_Short exercise_
Wherever the string "Software" appears in the listing, copy that line.

== Records supplied

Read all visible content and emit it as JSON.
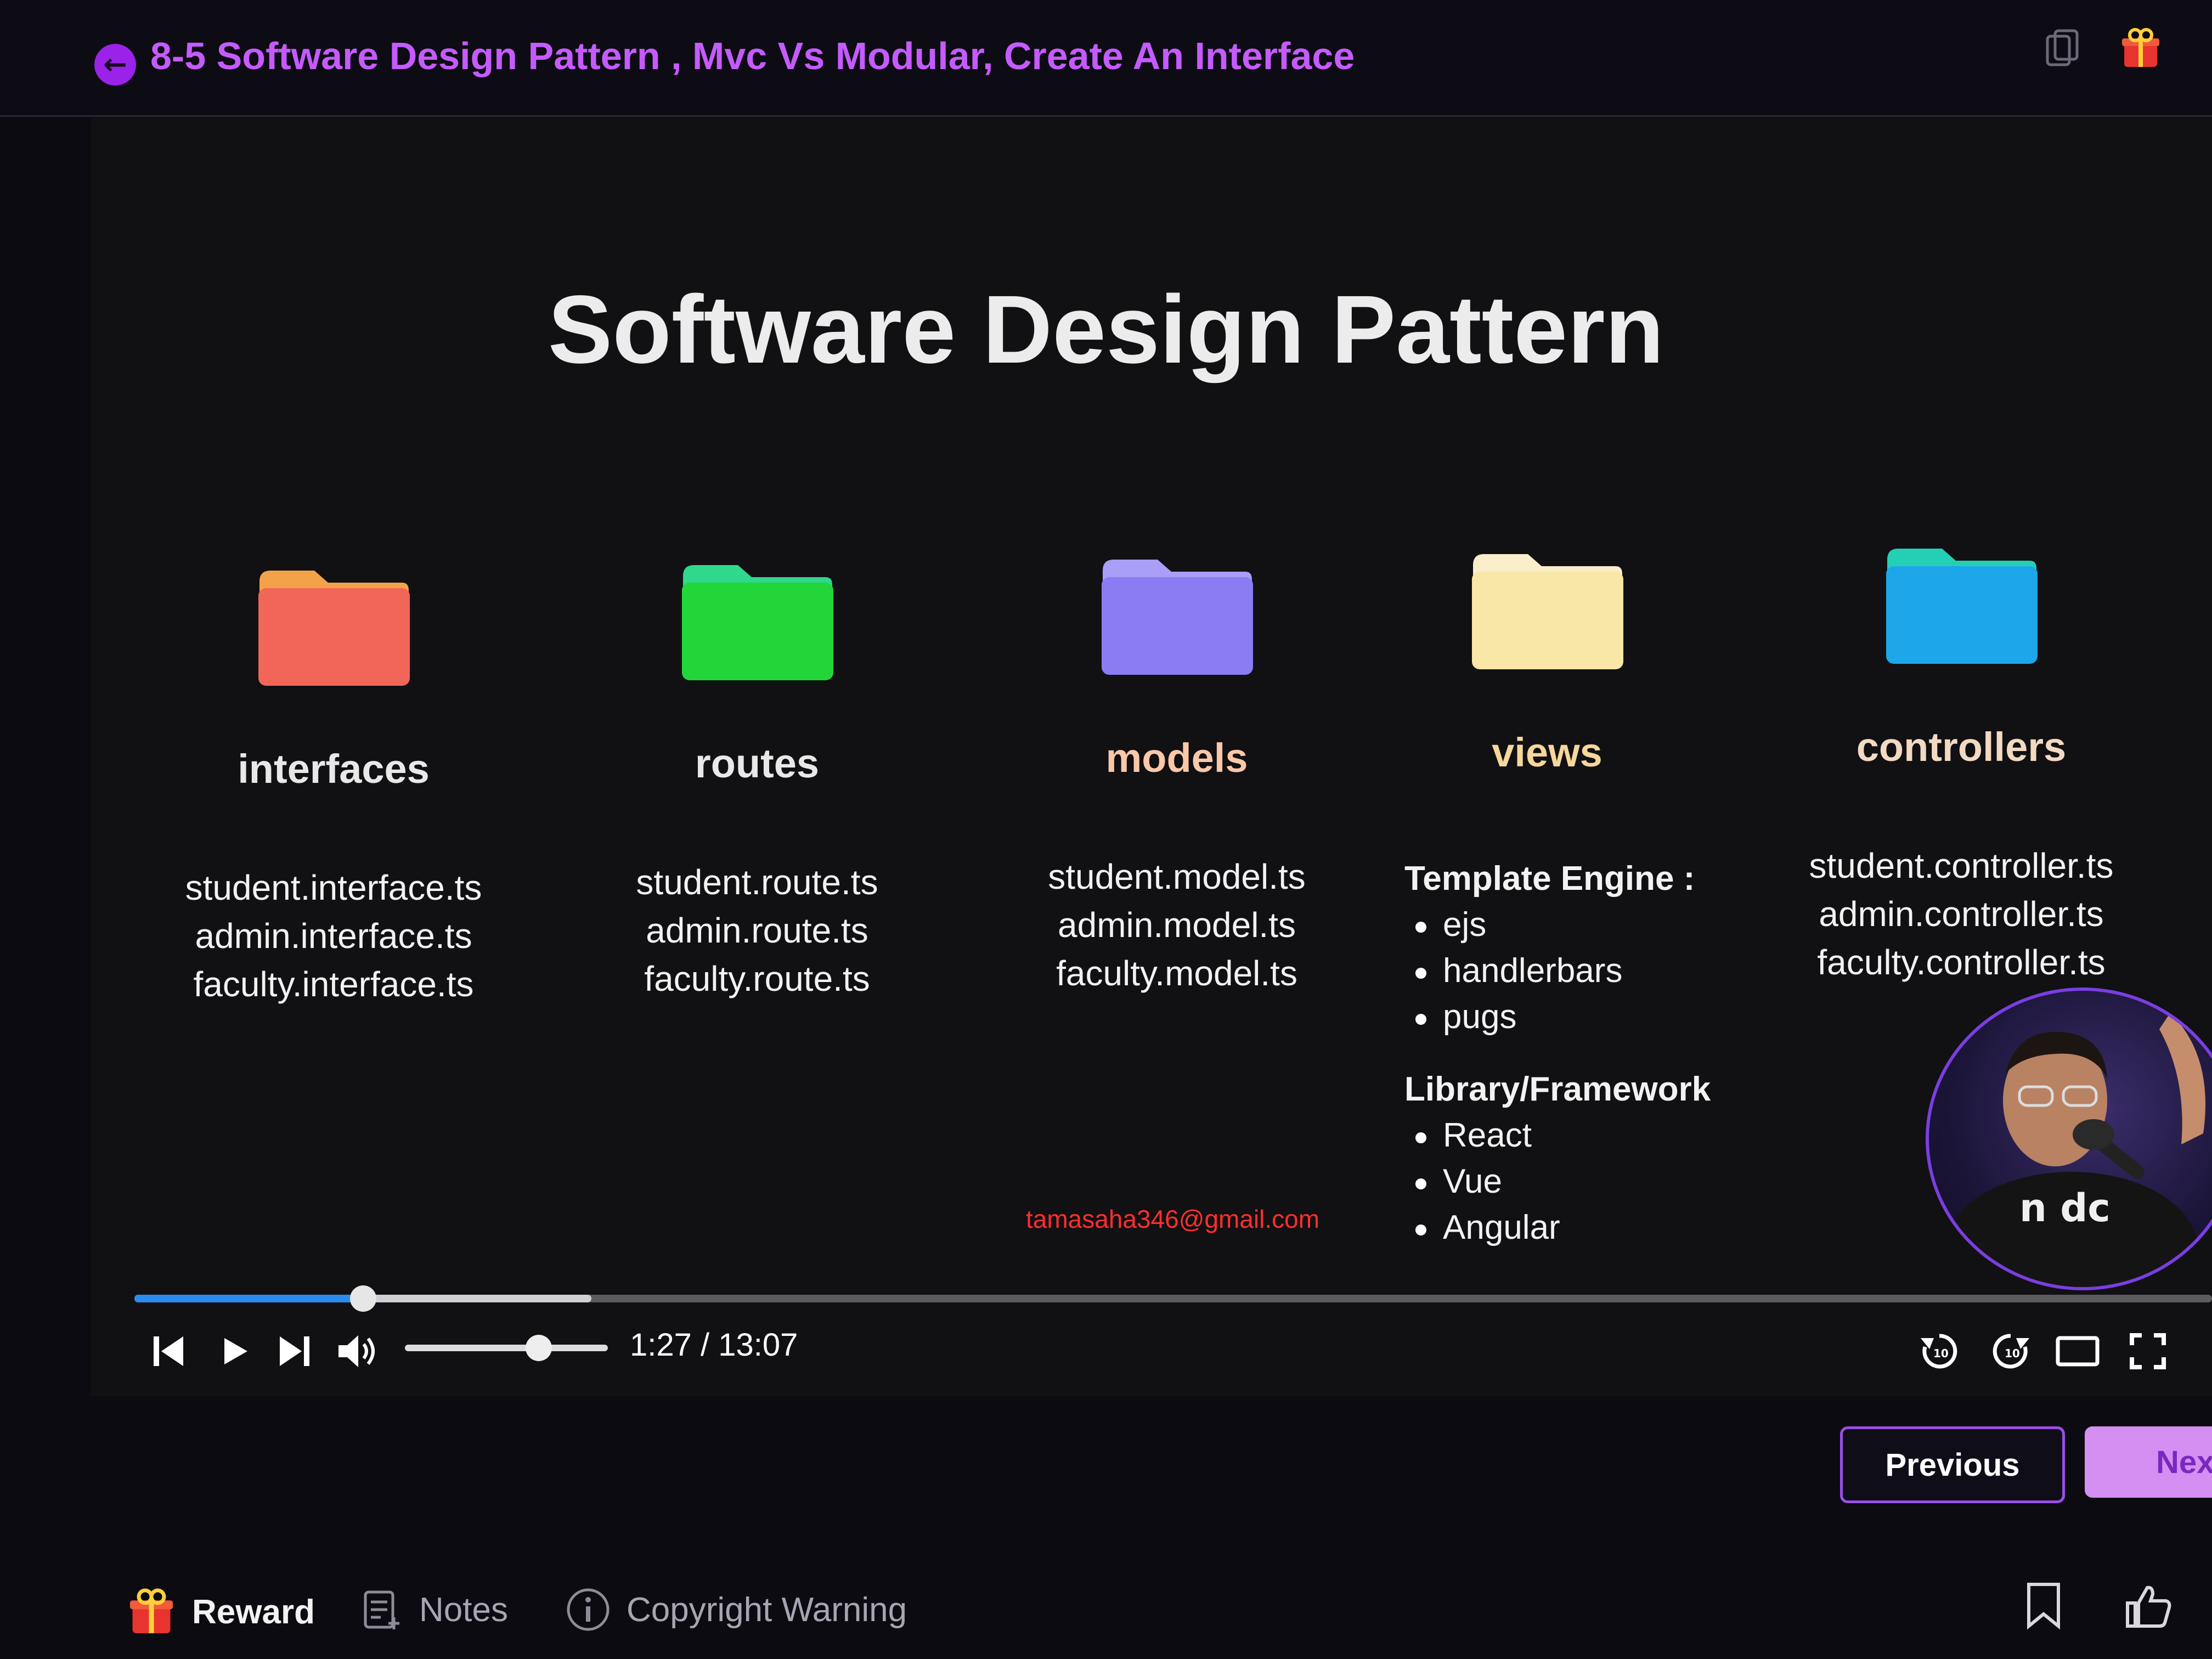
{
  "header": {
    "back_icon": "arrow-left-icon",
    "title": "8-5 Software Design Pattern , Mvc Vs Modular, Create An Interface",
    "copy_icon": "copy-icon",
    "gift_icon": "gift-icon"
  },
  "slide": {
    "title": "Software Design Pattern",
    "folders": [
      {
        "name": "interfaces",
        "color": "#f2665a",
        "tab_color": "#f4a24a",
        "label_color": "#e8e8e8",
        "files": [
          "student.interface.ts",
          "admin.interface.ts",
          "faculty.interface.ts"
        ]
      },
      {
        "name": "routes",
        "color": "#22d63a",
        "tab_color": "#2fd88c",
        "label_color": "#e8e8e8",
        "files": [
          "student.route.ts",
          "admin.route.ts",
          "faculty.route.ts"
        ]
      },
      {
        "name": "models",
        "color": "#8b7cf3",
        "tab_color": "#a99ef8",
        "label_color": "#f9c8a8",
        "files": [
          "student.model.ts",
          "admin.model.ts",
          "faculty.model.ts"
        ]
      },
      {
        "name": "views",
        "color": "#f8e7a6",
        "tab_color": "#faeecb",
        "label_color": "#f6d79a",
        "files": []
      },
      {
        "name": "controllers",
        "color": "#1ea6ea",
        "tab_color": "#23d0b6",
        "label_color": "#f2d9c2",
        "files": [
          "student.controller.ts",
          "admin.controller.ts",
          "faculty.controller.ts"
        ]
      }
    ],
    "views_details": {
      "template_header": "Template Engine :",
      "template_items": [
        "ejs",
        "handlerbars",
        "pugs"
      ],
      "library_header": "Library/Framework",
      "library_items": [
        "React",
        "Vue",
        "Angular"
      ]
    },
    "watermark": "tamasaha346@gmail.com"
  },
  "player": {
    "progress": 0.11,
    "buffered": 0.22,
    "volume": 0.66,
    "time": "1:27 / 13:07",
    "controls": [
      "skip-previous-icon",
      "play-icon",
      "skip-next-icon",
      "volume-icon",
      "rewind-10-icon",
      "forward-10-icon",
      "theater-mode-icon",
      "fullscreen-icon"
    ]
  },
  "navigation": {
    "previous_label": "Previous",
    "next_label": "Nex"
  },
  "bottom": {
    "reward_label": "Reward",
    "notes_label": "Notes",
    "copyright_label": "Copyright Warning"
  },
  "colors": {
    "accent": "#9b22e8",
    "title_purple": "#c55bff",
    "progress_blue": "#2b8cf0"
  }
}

====
== Records supplied

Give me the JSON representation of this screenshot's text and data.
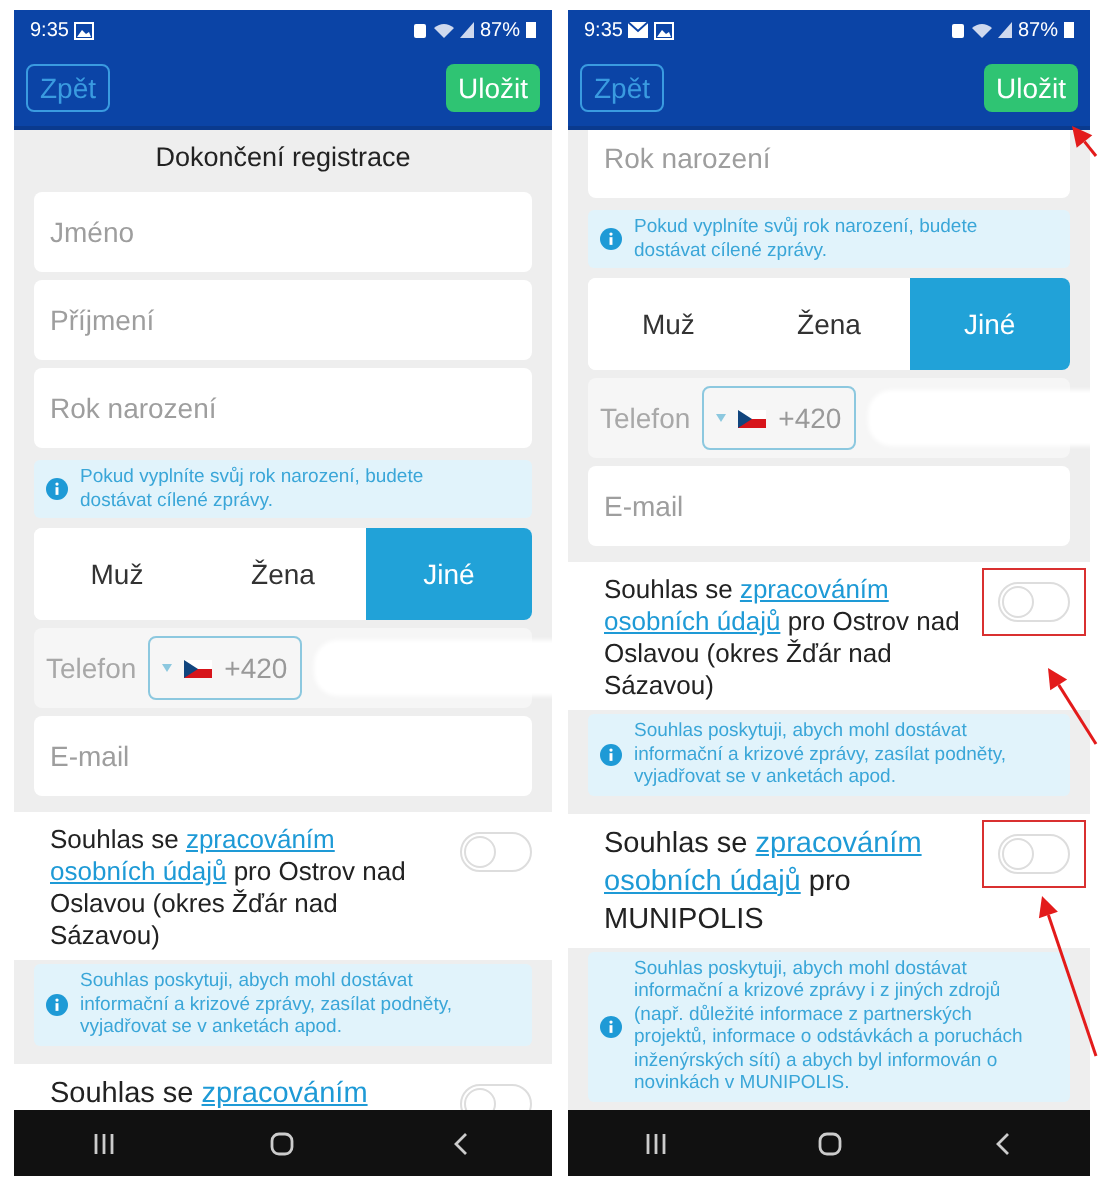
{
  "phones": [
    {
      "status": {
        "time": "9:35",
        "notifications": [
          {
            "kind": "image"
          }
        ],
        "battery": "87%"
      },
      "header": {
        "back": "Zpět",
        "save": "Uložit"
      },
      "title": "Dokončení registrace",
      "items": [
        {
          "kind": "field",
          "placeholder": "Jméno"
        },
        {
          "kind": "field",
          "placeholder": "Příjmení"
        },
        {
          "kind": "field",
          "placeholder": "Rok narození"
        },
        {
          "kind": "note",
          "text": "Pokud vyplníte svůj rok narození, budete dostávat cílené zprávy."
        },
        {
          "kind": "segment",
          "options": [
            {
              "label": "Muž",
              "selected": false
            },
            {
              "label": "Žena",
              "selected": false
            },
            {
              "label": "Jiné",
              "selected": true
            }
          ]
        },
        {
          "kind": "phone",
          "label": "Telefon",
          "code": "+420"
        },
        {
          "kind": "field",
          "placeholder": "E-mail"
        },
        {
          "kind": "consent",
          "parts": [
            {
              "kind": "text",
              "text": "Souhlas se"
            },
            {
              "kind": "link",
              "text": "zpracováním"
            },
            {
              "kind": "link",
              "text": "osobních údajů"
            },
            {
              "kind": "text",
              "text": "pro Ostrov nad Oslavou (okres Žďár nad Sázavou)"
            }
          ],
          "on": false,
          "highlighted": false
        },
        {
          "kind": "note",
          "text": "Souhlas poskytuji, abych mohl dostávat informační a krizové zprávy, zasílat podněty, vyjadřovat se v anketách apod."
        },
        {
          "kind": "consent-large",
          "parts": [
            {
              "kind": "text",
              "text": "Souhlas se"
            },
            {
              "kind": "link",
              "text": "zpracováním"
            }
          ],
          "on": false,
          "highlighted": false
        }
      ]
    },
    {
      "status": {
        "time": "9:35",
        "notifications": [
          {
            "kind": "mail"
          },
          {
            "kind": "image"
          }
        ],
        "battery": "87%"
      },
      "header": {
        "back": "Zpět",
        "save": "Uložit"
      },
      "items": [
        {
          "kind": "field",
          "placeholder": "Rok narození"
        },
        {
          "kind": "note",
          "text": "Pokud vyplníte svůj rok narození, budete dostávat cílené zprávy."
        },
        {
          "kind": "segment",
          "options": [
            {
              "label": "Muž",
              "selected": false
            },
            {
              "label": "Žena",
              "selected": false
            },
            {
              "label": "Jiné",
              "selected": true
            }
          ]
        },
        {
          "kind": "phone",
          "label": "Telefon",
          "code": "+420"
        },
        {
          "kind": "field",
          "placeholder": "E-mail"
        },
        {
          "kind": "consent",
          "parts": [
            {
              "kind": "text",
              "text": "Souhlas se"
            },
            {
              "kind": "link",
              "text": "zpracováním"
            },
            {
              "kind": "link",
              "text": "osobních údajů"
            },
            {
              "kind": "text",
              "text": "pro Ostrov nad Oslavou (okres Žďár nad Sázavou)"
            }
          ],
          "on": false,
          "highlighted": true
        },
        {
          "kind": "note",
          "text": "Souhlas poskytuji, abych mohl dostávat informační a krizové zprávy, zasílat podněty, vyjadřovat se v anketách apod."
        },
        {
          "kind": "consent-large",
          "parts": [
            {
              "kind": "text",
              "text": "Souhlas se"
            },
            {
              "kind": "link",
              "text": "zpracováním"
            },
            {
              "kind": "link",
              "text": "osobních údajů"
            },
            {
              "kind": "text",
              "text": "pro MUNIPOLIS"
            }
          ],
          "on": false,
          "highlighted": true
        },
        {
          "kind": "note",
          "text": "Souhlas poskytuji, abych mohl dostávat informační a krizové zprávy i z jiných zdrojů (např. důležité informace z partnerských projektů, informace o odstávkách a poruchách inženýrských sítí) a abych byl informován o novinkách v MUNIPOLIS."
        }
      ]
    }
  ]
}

====

_The output_
    "title": "8-5 Software Design Pattern , Mvc Vs Modular, Create An Interface",
    "title": "Software Design Pattern",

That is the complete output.